* [TASK DESCRIPTION]:
Scan the records below. List lines holding "html".

— START TASK DATA —

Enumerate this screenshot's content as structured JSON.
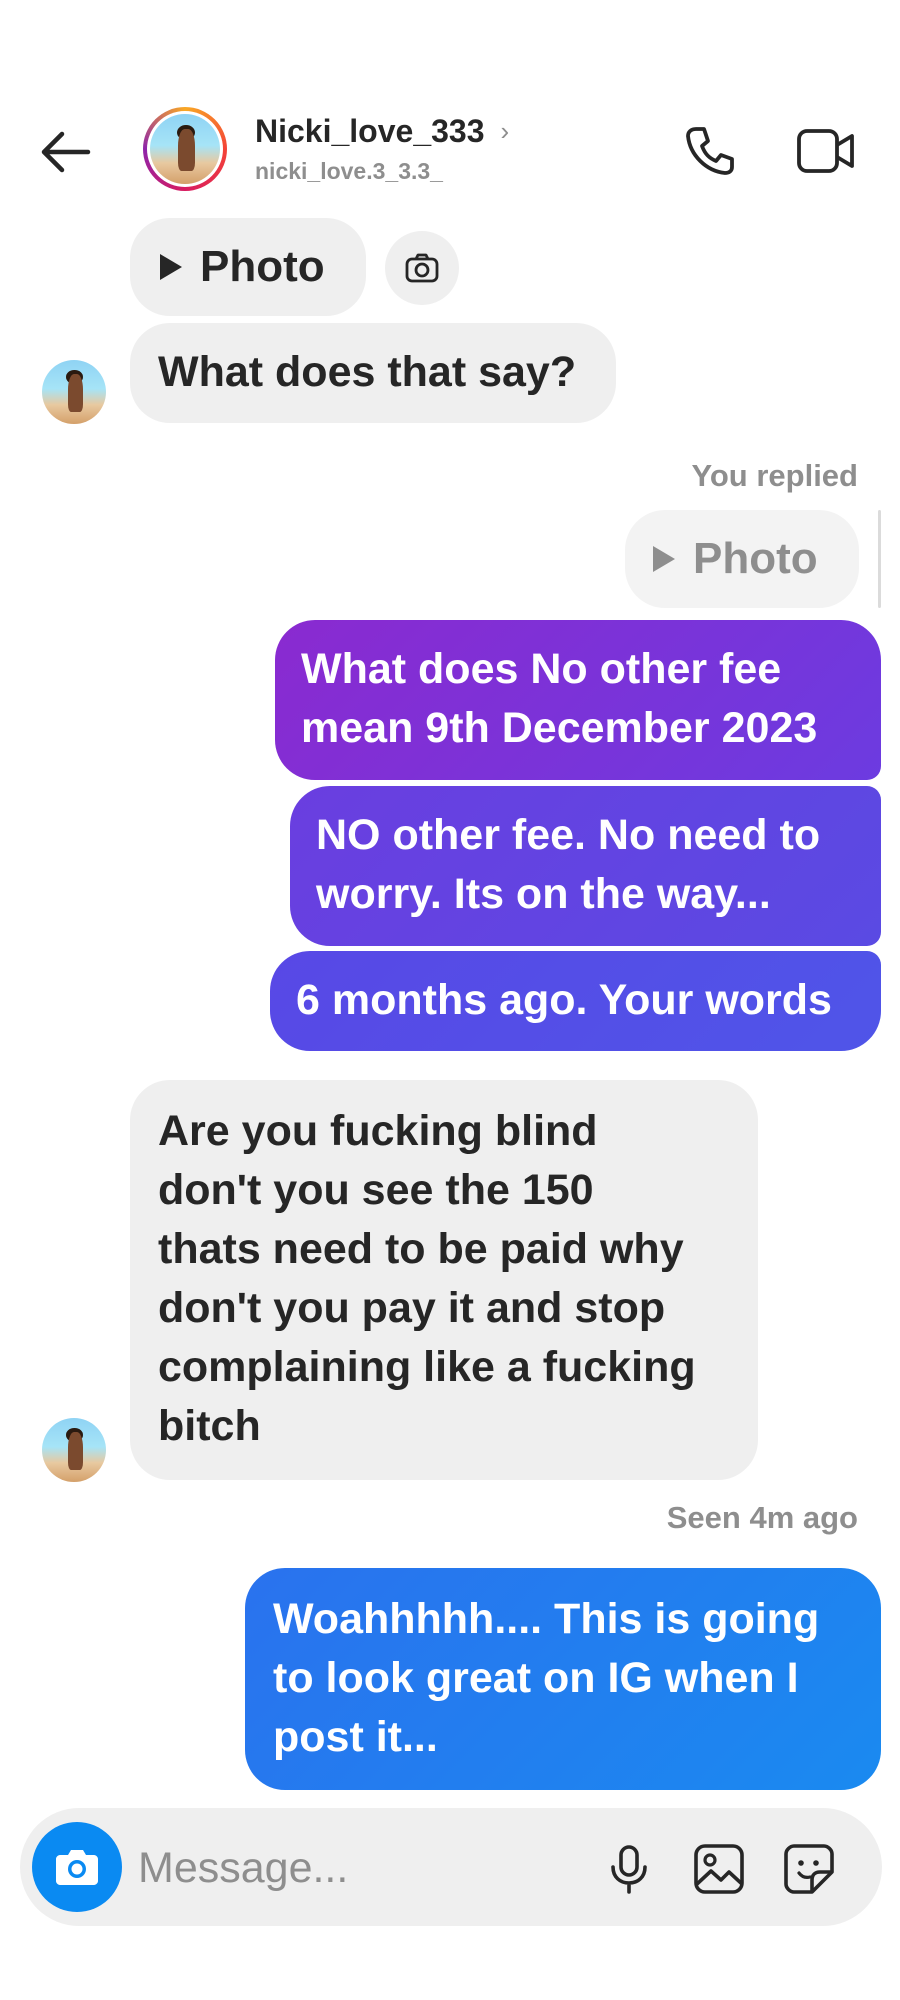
{
  "header": {
    "display_name": "Nicki_love_333",
    "username": "nicki_love.3_3.3_",
    "chevron": "›",
    "icons": {
      "back": "back-arrow-icon",
      "call": "phone-icon",
      "video": "video-camera-icon"
    }
  },
  "messages": {
    "m1_photo_label": "Photo",
    "m2_text": "What does that say?",
    "replied_label": "You replied",
    "m3_photo_label": "Photo",
    "m4_text_line1": "What does No other fee",
    "m4_text_line2": "mean 9th December 2023",
    "m5_text_line1": "NO other fee. No need to",
    "m5_text_line2": "worry. Its on the way...",
    "m6_text": "6 months ago. Your words",
    "m7_lines": [
      "Are you fucking blind",
      "don't you see the 150",
      "thats need to be paid why",
      "don't you pay it and stop",
      "complaining like a fucking",
      "bitch"
    ],
    "seen_label": "Seen 4m ago",
    "m8_lines": [
      "Woahhhhh.... This is going",
      "to look great on IG when I",
      "post it..."
    ]
  },
  "composer": {
    "placeholder": "Message...",
    "icons": {
      "camera": "camera-icon",
      "mic": "microphone-icon",
      "gallery": "image-icon",
      "sticker": "sticker-icon"
    }
  },
  "colors": {
    "bubble_purple": "#7b2fd6",
    "bubble_violet": "#5b45e0",
    "bubble_blue": "#1f7cf0",
    "incoming_bg": "#efefef",
    "accent_blue": "#0a8af2"
  }
}
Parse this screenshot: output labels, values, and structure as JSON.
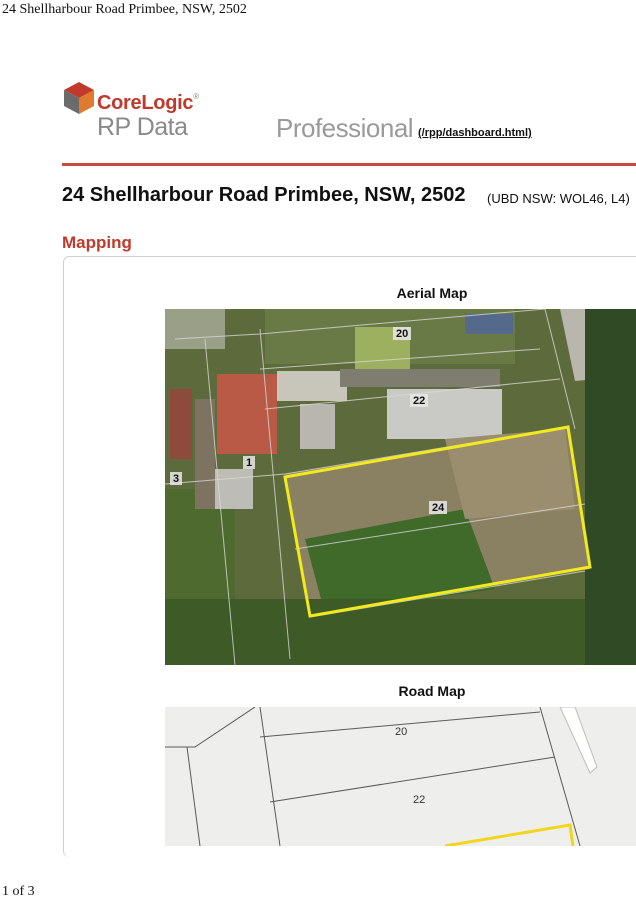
{
  "print": {
    "header_title": "24 Shellharbour Road Primbee, NSW, 2502",
    "page_indicator": "1 of 3"
  },
  "brand": {
    "corelogic": "CoreLogic",
    "registered_mark": "®",
    "rp_data": "RP Data",
    "professional": "Professional",
    "dashboard_link": "(/rpp/dashboard.html)",
    "accent_color": "#c0392b",
    "logo_colors": [
      "#c0392b",
      "#e07a2e",
      "#6b6b6b"
    ]
  },
  "property": {
    "address": "24 Shellharbour Road Primbee, NSW, 2502",
    "ubd_reference": "(UBD NSW: WOL46, L4)"
  },
  "mapping": {
    "heading": "Mapping",
    "aerial": {
      "caption": "Aerial Map",
      "lot_labels": [
        "20",
        "22",
        "24",
        "1",
        "3"
      ],
      "boundary_color": "#f2ea1c"
    },
    "road": {
      "caption": "Road Map",
      "lot_labels": [
        "20",
        "22"
      ],
      "boundary_color": "#f2d61c"
    }
  }
}
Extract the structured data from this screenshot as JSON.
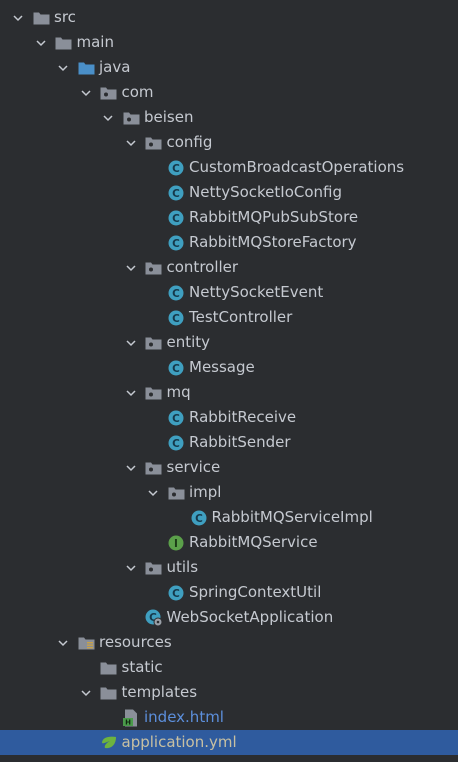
{
  "tree": [
    {
      "label": "src",
      "depth": 0,
      "expanded": true,
      "icon": "folder-icon"
    },
    {
      "label": "main",
      "depth": 1,
      "expanded": true,
      "icon": "folder-icon"
    },
    {
      "label": "java",
      "depth": 2,
      "expanded": true,
      "icon": "source-folder-icon"
    },
    {
      "label": "com",
      "depth": 3,
      "expanded": true,
      "icon": "package-icon"
    },
    {
      "label": "beisen",
      "depth": 4,
      "expanded": true,
      "icon": "package-icon"
    },
    {
      "label": "config",
      "depth": 5,
      "expanded": true,
      "icon": "package-icon"
    },
    {
      "label": "CustomBroadcastOperations",
      "depth": 6,
      "icon": "class-icon"
    },
    {
      "label": "NettySocketIoConfig",
      "depth": 6,
      "icon": "class-icon"
    },
    {
      "label": "RabbitMQPubSubStore",
      "depth": 6,
      "icon": "class-icon"
    },
    {
      "label": "RabbitMQStoreFactory",
      "depth": 6,
      "icon": "class-icon"
    },
    {
      "label": "controller",
      "depth": 5,
      "expanded": true,
      "icon": "package-icon"
    },
    {
      "label": "NettySocketEvent",
      "depth": 6,
      "icon": "class-icon"
    },
    {
      "label": "TestController",
      "depth": 6,
      "icon": "class-icon"
    },
    {
      "label": "entity",
      "depth": 5,
      "expanded": true,
      "icon": "package-icon"
    },
    {
      "label": "Message",
      "depth": 6,
      "icon": "class-icon"
    },
    {
      "label": "mq",
      "depth": 5,
      "expanded": true,
      "icon": "package-icon"
    },
    {
      "label": "RabbitReceive",
      "depth": 6,
      "icon": "class-icon"
    },
    {
      "label": "RabbitSender",
      "depth": 6,
      "icon": "class-icon"
    },
    {
      "label": "service",
      "depth": 5,
      "expanded": true,
      "icon": "package-icon"
    },
    {
      "label": "impl",
      "depth": 6,
      "expanded": true,
      "icon": "package-icon"
    },
    {
      "label": "RabbitMQServiceImpl",
      "depth": 7,
      "icon": "class-icon"
    },
    {
      "label": "RabbitMQService",
      "depth": 6,
      "icon": "interface-icon"
    },
    {
      "label": "utils",
      "depth": 5,
      "expanded": true,
      "icon": "package-icon"
    },
    {
      "label": "SpringContextUtil",
      "depth": 6,
      "icon": "class-icon"
    },
    {
      "label": "WebSocketApplication",
      "depth": 5,
      "icon": "spring-app-icon"
    },
    {
      "label": "resources",
      "depth": 2,
      "expanded": true,
      "icon": "resources-folder-icon"
    },
    {
      "label": "static",
      "depth": 3,
      "icon": "folder-icon"
    },
    {
      "label": "templates",
      "depth": 3,
      "expanded": true,
      "icon": "folder-icon"
    },
    {
      "label": "index.html",
      "depth": 4,
      "icon": "html-file-icon",
      "style": "link"
    },
    {
      "label": "application.yml",
      "depth": 3,
      "icon": "yml-file-icon",
      "style": "yellow",
      "selected": true
    }
  ],
  "colors": {
    "background": "#2b2d30",
    "selection": "#2f5b9e",
    "text": "#c5c9d0",
    "link": "#5c8fdc",
    "class_icon": "#3f9fc0",
    "interface_icon": "#5ba04a",
    "folder": "#8a8f99",
    "source_folder": "#4a8fc8"
  }
}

— END TASK DATA —

* [RESULT BELOW]:
    "dashboard_link": "(/rpp/dashboard.html)",
      "label": "index.html",
      "icon": "html-file-icon",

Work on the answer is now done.